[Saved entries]
------------------------------------------------------------

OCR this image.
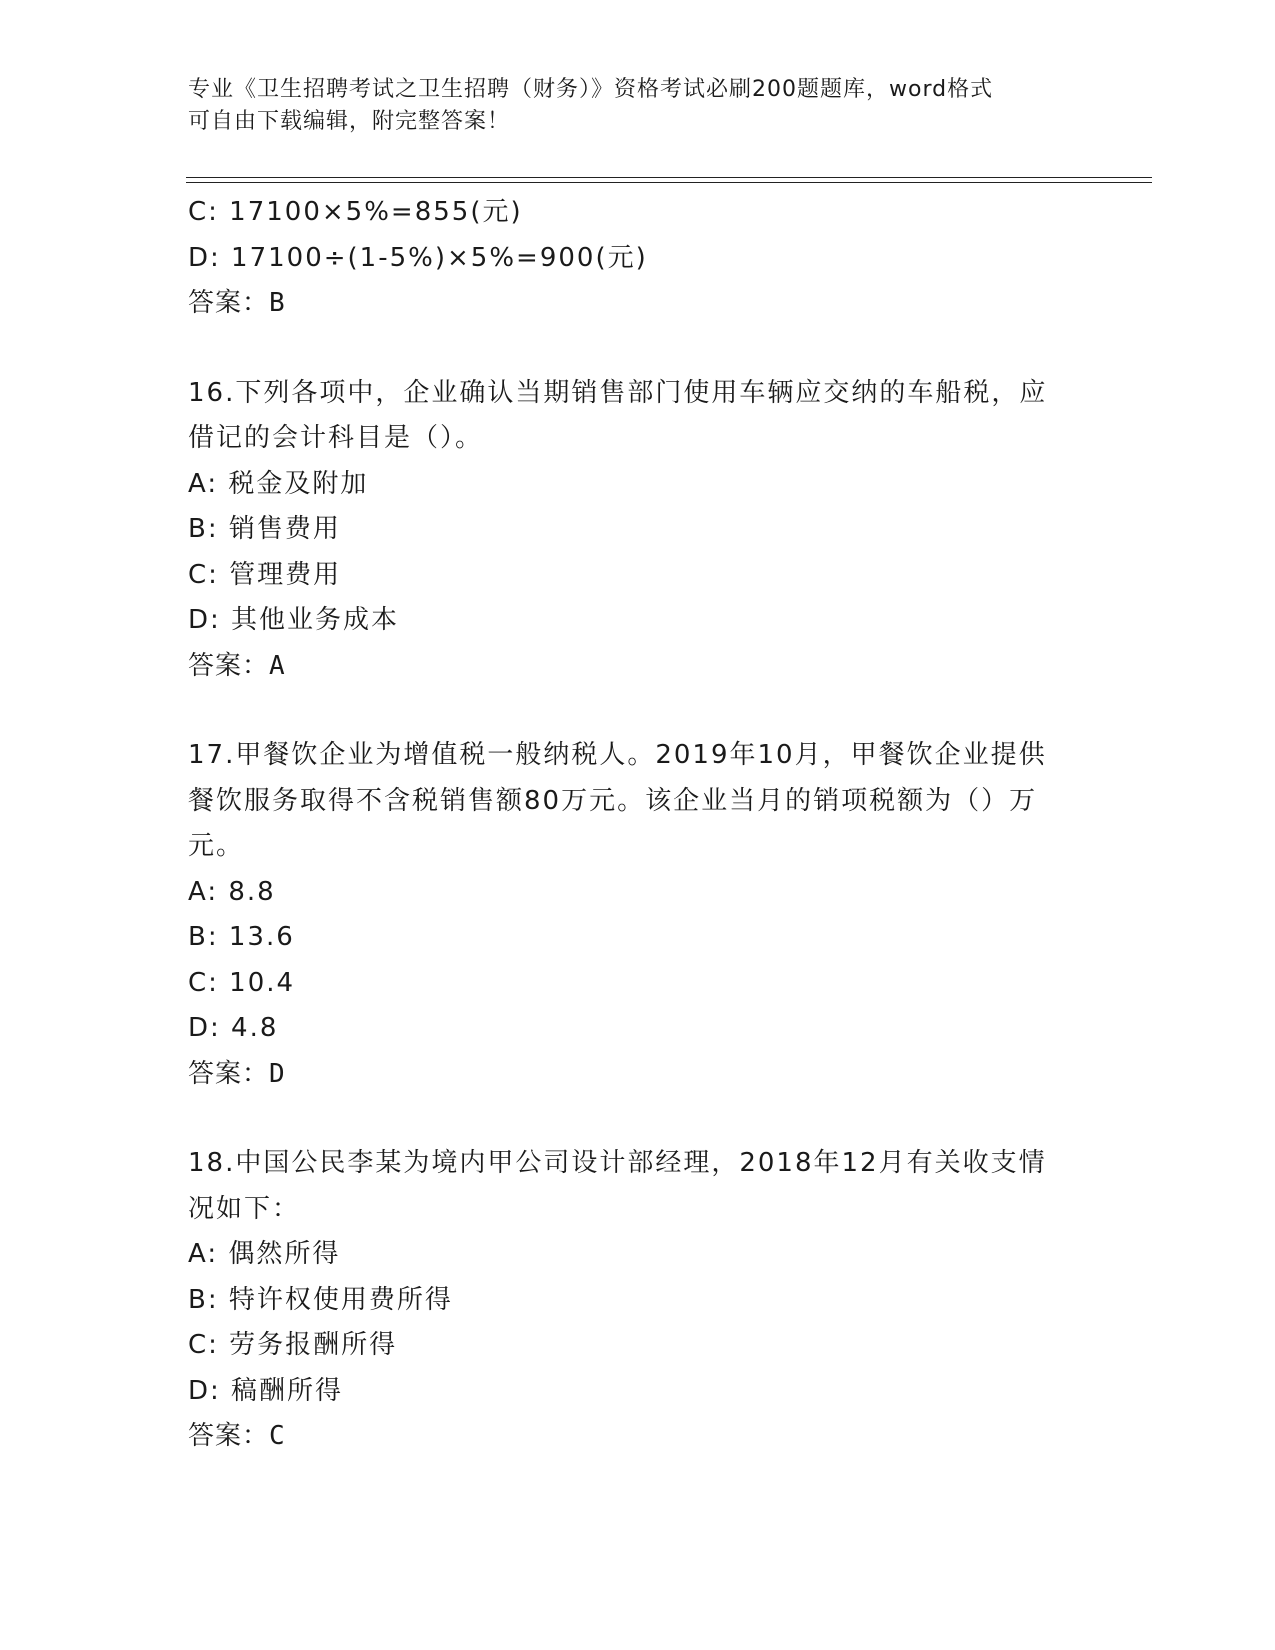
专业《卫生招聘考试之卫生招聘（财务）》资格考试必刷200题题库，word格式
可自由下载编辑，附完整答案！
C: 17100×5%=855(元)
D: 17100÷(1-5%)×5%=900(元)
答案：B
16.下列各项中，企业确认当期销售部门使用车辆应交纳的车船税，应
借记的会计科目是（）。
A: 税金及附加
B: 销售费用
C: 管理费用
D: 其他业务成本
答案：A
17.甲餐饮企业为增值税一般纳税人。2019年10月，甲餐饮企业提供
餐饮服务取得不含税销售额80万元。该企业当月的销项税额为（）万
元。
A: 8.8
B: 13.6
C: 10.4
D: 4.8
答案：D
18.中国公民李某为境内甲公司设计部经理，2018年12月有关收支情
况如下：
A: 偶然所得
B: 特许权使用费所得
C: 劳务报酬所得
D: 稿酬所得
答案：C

------------------------------------------------------------

Reproduce each line exactly as it appears, omitting the pictures.

OCR this image.
专业《卫生招聘考试之卫生招聘（财务）》资格考试必刷200题题库，word格式
可自由下载编辑，附完整答案！
C: 17100×5%=855(元)
D: 17100÷(1-5%)×5%=900(元)
答案：B
16.下列各项中，企业确认当期销售部门使用车辆应交纳的车船税，应
借记的会计科目是（）。
A: 税金及附加
B: 销售费用
C: 管理费用
D: 其他业务成本
答案：A
17.甲餐饮企业为增值税一般纳税人。2019年10月，甲餐饮企业提供
餐饮服务取得不含税销售额80万元。该企业当月的销项税额为（）万
元。
A: 8.8
B: 13.6
C: 10.4
D: 4.8
答案：D
18.中国公民李某为境内甲公司设计部经理，2018年12月有关收支情
况如下：
A: 偶然所得
B: 特许权使用费所得
C: 劳务报酬所得
D: 稿酬所得
答案：C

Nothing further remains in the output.